■ What you should do ■
Answer with nothing but a number: how many lines include the word "Average"?

■ Task inputs ■

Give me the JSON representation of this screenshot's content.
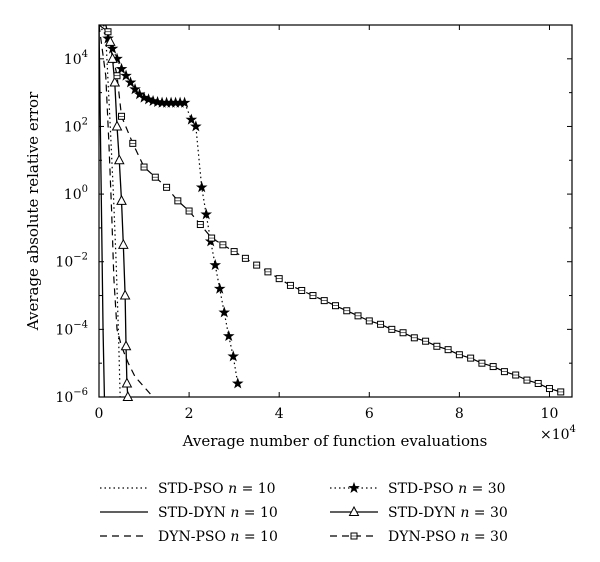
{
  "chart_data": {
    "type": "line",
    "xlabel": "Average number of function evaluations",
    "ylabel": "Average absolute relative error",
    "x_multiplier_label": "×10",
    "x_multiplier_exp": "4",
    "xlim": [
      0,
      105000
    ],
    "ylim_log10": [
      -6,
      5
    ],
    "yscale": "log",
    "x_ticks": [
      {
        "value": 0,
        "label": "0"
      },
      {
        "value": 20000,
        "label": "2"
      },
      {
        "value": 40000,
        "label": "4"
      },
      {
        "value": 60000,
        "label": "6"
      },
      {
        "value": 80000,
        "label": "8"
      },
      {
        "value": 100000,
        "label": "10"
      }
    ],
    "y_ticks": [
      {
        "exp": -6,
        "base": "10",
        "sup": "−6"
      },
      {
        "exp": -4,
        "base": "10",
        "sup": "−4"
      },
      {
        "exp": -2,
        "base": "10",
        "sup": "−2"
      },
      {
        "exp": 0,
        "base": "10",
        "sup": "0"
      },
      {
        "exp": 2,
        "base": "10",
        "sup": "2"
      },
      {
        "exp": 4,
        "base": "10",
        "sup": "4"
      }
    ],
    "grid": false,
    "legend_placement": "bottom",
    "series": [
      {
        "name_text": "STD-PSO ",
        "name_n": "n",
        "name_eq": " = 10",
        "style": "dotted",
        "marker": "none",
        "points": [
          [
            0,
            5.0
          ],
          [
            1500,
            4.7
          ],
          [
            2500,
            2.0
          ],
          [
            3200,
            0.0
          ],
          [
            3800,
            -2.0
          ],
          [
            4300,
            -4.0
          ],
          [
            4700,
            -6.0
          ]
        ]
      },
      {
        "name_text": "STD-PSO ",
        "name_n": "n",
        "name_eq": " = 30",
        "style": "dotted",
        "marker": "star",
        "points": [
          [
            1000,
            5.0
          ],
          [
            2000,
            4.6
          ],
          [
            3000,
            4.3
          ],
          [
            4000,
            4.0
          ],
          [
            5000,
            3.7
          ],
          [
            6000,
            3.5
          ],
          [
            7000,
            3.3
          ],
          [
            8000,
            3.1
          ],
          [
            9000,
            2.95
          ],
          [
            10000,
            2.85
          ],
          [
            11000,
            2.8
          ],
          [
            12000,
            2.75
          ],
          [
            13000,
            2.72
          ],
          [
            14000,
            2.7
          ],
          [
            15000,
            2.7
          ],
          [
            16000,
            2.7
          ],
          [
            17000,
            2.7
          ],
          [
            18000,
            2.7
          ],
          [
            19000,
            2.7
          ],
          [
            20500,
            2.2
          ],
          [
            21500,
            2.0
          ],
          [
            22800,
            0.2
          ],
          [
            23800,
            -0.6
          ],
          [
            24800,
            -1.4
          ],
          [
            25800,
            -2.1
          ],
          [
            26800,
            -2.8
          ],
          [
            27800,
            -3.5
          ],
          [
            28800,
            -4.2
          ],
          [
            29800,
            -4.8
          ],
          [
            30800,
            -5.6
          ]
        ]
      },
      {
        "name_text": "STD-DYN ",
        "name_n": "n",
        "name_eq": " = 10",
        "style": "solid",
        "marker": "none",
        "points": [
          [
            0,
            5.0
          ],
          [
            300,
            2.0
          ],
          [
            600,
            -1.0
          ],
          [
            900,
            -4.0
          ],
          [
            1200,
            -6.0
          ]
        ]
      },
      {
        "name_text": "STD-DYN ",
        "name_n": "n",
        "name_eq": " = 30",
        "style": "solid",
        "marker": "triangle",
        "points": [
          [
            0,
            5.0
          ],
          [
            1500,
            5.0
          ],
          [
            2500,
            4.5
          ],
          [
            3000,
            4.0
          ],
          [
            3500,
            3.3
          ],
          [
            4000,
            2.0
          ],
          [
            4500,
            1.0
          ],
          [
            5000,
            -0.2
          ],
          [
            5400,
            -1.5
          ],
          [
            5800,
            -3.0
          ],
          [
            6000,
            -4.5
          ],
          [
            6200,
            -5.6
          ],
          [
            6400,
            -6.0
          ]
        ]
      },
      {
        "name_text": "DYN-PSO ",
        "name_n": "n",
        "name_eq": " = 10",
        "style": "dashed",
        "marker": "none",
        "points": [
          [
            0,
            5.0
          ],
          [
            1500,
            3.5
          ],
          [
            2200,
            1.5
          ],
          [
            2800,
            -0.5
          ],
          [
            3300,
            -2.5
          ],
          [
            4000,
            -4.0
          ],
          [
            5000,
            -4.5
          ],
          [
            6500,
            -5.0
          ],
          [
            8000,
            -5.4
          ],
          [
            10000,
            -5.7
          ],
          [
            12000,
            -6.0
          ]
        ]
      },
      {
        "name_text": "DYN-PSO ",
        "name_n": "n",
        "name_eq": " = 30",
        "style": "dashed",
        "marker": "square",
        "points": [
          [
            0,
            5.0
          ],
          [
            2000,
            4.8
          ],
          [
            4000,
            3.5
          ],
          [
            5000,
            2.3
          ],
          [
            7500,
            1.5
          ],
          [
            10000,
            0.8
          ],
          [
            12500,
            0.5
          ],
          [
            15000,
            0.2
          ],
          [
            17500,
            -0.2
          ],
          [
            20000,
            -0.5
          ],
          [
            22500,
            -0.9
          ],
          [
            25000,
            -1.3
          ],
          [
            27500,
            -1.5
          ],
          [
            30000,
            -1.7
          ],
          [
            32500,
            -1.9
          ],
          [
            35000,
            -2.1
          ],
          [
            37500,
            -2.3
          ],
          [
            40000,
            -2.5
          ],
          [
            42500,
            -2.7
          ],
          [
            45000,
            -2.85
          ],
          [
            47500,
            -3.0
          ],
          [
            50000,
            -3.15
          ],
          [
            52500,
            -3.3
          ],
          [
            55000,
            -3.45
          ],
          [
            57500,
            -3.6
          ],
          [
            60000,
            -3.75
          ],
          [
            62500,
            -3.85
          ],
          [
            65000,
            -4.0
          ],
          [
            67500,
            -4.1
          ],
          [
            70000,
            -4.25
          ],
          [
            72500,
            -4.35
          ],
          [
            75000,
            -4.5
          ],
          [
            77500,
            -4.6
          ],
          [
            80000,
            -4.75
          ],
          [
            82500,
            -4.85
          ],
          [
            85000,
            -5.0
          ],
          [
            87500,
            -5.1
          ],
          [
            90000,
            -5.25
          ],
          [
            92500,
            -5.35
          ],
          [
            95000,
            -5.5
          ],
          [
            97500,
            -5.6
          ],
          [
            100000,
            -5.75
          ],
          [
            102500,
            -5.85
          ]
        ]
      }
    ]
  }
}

■ Task result ■
2